- PROBLEM REQUIREMENTS: Pull every line containing "учреждение" out of the material below.

- MATERIAL PROVIDED:
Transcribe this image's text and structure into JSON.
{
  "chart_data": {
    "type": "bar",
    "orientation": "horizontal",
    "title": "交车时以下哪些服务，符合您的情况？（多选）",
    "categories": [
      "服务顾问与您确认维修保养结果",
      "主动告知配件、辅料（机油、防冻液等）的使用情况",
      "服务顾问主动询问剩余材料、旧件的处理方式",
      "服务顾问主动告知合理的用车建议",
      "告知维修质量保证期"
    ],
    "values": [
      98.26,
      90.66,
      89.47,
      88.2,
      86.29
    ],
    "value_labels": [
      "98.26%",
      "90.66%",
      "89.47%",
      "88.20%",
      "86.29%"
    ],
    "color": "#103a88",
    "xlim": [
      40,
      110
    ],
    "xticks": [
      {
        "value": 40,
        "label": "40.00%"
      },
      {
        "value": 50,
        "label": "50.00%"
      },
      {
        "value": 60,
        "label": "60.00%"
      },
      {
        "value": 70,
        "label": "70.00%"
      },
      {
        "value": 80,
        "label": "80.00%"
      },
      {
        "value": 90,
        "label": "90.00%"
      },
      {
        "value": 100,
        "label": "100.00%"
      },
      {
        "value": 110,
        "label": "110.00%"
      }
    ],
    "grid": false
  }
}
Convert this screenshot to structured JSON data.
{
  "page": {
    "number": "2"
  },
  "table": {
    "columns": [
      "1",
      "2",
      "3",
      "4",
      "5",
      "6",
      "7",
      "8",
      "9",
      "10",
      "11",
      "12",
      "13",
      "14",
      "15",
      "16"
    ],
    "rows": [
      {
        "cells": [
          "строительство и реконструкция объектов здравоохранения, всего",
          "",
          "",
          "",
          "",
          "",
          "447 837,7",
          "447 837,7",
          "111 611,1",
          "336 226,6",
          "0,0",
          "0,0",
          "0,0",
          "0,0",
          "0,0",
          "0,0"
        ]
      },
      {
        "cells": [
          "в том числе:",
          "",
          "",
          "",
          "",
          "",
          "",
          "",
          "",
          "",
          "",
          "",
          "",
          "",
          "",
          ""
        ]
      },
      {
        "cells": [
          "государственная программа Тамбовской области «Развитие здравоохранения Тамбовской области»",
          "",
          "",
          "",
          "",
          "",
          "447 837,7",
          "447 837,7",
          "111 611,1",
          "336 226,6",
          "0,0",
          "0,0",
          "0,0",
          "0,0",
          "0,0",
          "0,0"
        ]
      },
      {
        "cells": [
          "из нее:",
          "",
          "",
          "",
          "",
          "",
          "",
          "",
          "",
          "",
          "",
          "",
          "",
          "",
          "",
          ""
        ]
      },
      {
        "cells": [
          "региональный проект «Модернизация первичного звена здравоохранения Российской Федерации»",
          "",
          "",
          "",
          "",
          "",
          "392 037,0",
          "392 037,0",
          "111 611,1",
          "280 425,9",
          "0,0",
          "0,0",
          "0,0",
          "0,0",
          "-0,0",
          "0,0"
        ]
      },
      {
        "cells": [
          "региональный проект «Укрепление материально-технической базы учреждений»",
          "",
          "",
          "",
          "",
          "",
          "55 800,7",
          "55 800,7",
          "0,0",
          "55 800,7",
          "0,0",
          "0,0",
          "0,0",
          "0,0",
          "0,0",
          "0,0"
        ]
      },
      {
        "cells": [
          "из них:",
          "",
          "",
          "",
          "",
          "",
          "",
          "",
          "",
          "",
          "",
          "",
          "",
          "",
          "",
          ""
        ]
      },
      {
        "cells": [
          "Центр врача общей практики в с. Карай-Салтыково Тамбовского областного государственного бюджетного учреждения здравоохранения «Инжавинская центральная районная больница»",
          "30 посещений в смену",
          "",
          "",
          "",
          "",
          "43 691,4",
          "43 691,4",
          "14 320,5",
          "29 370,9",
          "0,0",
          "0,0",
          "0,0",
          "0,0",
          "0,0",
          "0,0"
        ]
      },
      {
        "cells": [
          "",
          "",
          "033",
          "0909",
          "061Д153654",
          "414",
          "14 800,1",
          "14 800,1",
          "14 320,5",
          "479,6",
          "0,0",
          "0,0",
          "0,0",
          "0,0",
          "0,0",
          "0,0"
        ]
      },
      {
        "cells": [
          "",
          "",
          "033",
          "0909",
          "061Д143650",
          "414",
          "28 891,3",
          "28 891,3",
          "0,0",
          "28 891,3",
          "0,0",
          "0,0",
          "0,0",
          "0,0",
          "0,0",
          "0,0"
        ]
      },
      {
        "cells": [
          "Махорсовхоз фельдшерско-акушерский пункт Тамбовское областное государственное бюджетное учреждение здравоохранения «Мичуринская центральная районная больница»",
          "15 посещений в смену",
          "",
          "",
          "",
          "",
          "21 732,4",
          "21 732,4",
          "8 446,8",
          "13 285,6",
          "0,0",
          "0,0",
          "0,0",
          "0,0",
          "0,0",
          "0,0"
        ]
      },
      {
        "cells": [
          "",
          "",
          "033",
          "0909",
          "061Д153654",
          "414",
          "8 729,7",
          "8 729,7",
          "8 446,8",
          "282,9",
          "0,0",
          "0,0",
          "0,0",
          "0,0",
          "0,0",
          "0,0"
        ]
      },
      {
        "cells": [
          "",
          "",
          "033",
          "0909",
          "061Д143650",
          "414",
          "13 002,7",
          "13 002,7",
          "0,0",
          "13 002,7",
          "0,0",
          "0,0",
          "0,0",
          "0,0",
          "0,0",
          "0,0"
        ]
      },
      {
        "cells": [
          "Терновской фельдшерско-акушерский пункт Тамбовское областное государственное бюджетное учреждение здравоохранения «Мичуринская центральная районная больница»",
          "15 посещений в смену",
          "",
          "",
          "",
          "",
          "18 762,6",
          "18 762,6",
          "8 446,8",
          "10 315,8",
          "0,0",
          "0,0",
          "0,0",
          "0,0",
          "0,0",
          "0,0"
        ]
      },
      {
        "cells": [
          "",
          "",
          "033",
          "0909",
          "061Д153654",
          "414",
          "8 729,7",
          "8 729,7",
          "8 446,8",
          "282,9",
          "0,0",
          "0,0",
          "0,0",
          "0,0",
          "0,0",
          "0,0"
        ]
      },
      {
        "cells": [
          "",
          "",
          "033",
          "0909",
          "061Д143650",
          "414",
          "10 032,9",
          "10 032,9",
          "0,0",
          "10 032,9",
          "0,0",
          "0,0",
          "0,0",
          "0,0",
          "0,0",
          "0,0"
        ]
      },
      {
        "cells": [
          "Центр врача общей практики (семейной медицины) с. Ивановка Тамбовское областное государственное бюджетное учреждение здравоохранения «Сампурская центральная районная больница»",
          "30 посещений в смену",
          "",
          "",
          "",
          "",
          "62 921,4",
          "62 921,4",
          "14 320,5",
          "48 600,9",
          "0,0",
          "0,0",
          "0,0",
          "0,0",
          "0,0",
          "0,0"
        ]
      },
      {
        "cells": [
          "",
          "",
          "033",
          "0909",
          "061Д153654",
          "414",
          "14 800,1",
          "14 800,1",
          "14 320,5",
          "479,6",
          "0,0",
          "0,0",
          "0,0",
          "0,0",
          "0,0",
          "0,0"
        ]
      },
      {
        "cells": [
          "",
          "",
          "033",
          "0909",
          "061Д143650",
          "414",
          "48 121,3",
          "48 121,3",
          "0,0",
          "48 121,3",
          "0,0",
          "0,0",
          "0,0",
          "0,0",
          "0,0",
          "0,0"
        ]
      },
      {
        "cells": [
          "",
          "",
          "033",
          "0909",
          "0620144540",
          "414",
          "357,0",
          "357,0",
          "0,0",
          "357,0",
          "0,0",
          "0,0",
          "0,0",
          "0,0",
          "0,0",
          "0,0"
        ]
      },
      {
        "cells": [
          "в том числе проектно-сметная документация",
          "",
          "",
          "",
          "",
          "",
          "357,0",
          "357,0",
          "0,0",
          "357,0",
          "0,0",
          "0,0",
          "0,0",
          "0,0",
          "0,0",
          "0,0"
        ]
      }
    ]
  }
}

- ANSWER IN FULL:
          "Махорсовхоз фельдшерско-акушерский пункт Тамбовское областное государственное бюджетное учреждение здравоохранения «Мичуринская центральная районная больница»",
          "Терновской фельдшерско-акушерский пункт Тамбовское областное государственное бюджетное учреждение здравоохранения «Мичуринская центральная районная больница»",
          "Центр врача общей практики (семейной медицины) с. Ивановка Тамбовское областное государственное бюджетное учреждение здравоохранения «Сампурская центральная районная больница»",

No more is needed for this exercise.